Brief>
Check each line of the listing for the word "name" and give only the number of lines that have it.

Figure collection entries>

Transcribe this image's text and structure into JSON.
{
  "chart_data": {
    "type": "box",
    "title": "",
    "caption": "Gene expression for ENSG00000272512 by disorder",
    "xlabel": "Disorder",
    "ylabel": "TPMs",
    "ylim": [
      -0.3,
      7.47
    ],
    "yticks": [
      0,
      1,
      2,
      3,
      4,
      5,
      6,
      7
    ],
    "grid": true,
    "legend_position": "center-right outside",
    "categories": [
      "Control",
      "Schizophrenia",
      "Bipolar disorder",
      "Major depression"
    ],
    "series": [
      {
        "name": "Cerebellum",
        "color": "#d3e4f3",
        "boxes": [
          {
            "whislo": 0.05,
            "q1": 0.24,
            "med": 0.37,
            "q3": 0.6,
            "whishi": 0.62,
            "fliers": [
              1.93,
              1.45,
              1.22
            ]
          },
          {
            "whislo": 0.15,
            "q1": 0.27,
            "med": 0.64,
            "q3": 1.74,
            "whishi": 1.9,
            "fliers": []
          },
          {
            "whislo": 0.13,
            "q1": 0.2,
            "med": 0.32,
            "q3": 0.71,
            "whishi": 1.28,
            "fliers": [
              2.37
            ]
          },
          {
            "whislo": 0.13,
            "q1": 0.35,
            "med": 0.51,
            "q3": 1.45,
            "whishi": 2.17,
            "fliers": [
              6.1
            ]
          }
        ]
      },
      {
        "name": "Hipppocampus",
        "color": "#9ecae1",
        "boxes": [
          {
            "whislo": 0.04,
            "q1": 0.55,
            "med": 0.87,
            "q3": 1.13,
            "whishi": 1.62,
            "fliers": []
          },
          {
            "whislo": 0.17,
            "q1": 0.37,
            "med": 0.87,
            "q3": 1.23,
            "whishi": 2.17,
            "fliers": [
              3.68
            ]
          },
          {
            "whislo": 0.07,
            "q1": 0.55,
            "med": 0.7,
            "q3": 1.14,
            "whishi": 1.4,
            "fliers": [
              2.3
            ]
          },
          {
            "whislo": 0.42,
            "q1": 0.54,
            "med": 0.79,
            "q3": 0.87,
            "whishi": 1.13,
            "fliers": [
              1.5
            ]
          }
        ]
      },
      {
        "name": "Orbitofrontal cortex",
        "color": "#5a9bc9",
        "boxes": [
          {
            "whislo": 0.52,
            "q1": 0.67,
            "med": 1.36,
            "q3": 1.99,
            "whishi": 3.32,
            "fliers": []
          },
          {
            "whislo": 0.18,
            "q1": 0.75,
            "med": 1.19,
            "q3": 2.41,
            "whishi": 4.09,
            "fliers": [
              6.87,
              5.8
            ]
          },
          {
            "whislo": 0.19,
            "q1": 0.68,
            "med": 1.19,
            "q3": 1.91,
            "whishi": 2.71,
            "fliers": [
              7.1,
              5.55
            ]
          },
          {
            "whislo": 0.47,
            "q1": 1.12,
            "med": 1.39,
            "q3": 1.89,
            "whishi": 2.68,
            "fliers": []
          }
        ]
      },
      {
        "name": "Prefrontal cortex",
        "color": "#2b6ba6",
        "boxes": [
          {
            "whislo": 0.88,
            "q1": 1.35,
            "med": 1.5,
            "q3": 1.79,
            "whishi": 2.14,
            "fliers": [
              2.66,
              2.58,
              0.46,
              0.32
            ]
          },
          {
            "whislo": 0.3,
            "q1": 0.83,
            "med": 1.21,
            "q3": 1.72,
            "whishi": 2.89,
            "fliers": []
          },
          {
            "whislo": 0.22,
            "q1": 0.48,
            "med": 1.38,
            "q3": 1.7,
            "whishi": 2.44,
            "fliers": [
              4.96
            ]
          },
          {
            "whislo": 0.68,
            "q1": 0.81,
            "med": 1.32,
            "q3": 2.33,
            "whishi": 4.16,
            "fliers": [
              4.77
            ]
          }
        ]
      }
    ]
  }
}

Written answer>
4